Exercise data –
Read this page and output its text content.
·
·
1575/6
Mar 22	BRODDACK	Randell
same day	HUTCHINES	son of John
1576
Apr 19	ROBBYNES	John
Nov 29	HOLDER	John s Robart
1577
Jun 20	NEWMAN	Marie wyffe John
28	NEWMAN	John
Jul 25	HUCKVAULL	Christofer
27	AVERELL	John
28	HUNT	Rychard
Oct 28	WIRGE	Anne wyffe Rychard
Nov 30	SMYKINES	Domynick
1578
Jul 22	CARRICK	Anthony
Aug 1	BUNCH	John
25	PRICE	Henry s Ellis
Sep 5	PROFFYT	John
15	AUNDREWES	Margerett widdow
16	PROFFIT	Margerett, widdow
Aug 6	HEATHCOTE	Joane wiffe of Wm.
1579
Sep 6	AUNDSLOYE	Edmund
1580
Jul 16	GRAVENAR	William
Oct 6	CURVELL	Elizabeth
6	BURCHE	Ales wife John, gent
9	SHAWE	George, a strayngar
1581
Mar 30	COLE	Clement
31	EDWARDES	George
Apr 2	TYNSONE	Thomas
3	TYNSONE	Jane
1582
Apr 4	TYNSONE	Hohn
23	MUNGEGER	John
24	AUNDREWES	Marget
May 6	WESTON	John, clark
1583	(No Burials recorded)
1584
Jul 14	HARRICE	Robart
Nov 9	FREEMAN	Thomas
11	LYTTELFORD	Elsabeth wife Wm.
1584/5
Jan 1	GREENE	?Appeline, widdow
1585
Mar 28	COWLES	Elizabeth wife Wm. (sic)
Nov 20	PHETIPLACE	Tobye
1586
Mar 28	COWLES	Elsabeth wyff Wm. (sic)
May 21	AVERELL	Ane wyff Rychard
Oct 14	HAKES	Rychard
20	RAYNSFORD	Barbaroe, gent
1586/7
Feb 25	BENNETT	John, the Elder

Brief – Above are the records; retype every one exactly.

The reply –
Read this page and output its text content.
·
·
1575/6
Mar 22	BRODDACK	Randell
same day	HUTCHINES	son of John
1576
Apr 19	ROBBYNES	John
Nov 29	HOLDER	John s Robart
1577
Jun 20	NEWMAN	Marie wyffe John
28	NEWMAN	John
Jul 25	HUCKVAULL	Christofer
27	AVERELL	John
28	HUNT	Rychard
Oct 28	WIRGE	Anne wyffe Rychard
Nov 30	SMYKINES	Domynick
1578
Jul 22	CARRICK	Anthony
Aug 1	BUNCH	John
25	PRICE	Henry s Ellis
Sep 5	PROFFYT	John
15	AUNDREWES	Margerett widdow
16	PROFFIT	Margerett, widdow
Aug 6	HEATHCOTE	Joane wiffe of Wm.
1579
Sep 6	AUNDSLOYE	Edmund
1580
Jul 16	GRAVENAR	William
Oct 6	CURVELL	Elizabeth
6	BURCHE	Ales wife John, gent
9	SHAWE	George, a strayngar
1581
Mar 30	COLE	Clement
31	EDWARDES	George
Apr 2	TYNSONE	Thomas
3	TYNSONE	Jane
1582
Apr 4	TYNSONE	Hohn
23	MUNGEGER	John
24	AUNDREWES	Marget
May 6	WESTON	John, clark
1583	(No Burials recorded)
1584
Jul 14	HARRICE	Robart
Nov 9	FREEMAN	Thomas
11	LYTTELFORD	Elsabeth wife Wm.
1584/5
Jan 1	GREENE	?Appeline, widdow
1585
Mar 28	COWLES	Elizabeth wife Wm. (sic)
Nov 20	PHETIPLACE	Tobye
1586
Mar 28	COWLES	Elsabeth wyff Wm. (sic)
May 21	AVERELL	Ane wyff Rychard
Oct 14	HAKES	Rychard
20	RAYNSFORD	Barbaroe, gent
1586/7
Feb 25	BENNETT	John, the Elder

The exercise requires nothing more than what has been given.